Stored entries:
========================================================================
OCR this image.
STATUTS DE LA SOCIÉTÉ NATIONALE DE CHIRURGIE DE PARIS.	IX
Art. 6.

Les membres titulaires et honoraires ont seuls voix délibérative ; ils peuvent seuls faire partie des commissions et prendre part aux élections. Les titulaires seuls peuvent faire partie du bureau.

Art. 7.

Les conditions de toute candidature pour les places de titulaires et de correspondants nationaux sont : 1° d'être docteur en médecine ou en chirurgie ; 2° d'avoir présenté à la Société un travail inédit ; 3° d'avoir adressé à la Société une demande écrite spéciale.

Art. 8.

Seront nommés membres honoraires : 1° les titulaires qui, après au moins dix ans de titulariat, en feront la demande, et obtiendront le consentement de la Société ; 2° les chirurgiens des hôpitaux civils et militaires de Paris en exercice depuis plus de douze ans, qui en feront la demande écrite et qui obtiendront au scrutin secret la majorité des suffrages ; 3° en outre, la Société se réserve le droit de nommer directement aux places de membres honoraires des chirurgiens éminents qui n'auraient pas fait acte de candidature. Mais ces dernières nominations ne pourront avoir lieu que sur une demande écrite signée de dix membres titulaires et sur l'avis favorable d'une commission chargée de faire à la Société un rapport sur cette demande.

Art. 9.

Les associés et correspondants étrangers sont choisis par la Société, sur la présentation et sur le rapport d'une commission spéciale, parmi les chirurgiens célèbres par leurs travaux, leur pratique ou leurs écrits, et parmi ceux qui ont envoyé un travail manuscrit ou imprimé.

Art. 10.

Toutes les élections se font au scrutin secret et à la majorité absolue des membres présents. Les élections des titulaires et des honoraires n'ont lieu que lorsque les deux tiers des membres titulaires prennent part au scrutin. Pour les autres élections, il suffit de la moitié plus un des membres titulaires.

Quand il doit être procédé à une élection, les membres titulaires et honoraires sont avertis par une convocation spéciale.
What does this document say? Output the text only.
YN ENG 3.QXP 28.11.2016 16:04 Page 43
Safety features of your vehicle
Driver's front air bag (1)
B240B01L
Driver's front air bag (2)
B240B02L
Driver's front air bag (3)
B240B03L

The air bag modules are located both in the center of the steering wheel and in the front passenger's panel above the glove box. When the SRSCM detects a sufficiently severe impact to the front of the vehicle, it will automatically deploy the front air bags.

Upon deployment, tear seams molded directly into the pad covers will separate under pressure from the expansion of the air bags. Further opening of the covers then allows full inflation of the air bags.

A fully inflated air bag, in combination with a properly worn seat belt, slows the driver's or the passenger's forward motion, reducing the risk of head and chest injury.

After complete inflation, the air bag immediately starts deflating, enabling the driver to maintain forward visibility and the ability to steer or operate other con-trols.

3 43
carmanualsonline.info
========================================================================
▶ _Task directions_: Write out every entry exactly as given.

▶ _Full output_:
OCR this image.
STATUTS DE LA SOCIÉTÉ NATIONALE DE CHIRURGIE DE PARIS.	IX
Art. 6.

Les membres titulaires et honoraires ont seuls voix délibérative ; ils peuvent seuls faire partie des commissions et prendre part aux élections. Les titulaires seuls peuvent faire partie du bureau.

Art. 7.

Les conditions de toute candidature pour les places de titulaires et de correspondants nationaux sont : 1° d'être docteur en médecine ou en chirurgie ; 2° d'avoir présenté à la Société un travail inédit ; 3° d'avoir adressé à la Société une demande écrite spéciale.

Art. 8.

Seront nommés membres honoraires : 1° les titulaires qui, après au moins dix ans de titulariat, en feront la demande, et obtiendront le consentement de la Société ; 2° les chirurgiens des hôpitaux civils et militaires de Paris en exercice depuis plus de douze ans, qui en feront la demande écrite et qui obtiendront au scrutin secret la majorité des suffrages ; 3° en outre, la Société se réserve le droit de nommer directement aux places de membres honoraires des chirurgiens éminents qui n'auraient pas fait acte de candidature. Mais ces dernières nominations ne pourront avoir lieu que sur une demande écrite signée de dix membres titulaires et sur l'avis favorable d'une commission chargée de faire à la Société un rapport sur cette demande.

Art. 9.

Les associés et correspondants étrangers sont choisis par la Société, sur la présentation et sur le rapport d'une commission spéciale, parmi les chirurgiens célèbres par leurs travaux, leur pratique ou leurs écrits, et parmi ceux qui ont envoyé un travail manuscrit ou imprimé.

Art. 10.

Toutes les élections se font au scrutin secret et à la majorité absolue des membres présents. Les élections des titulaires et des honoraires n'ont lieu que lorsque les deux tiers des membres titulaires prennent part au scrutin. Pour les autres élections, il suffit de la moitié plus un des membres titulaires.

Quand il doit être procédé à une élection, les membres titulaires et honoraires sont avertis par une convocation spéciale.
What does this document say? Output the text only.
YN ENG 3.QXP 28.11.2016 16:04 Page 43
Safety features of your vehicle
Driver's front air bag (1)
B240B01L
Driver's front air bag (2)
B240B02L
Driver's front air bag (3)
B240B03L

The air bag modules are located both in the center of the steering wheel and in the front passenger's panel above the glove box. When the SRSCM detects a sufficiently severe impact to the front of the vehicle, it will automatically deploy the front air bags.

Upon deployment, tear seams molded directly into the pad covers will separate under pressure from the expansion of the air bags. Further opening of the covers then allows full inflation of the air bags.

A fully inflated air bag, in combination with a properly worn seat belt, slows the driver's or the passenger's forward motion, reducing the risk of head and chest injury.

After complete inflation, the air bag immediately starts deflating, enabling the driver to maintain forward visibility and the ability to steer or operate other con-trols.

3 43
carmanualsonline.info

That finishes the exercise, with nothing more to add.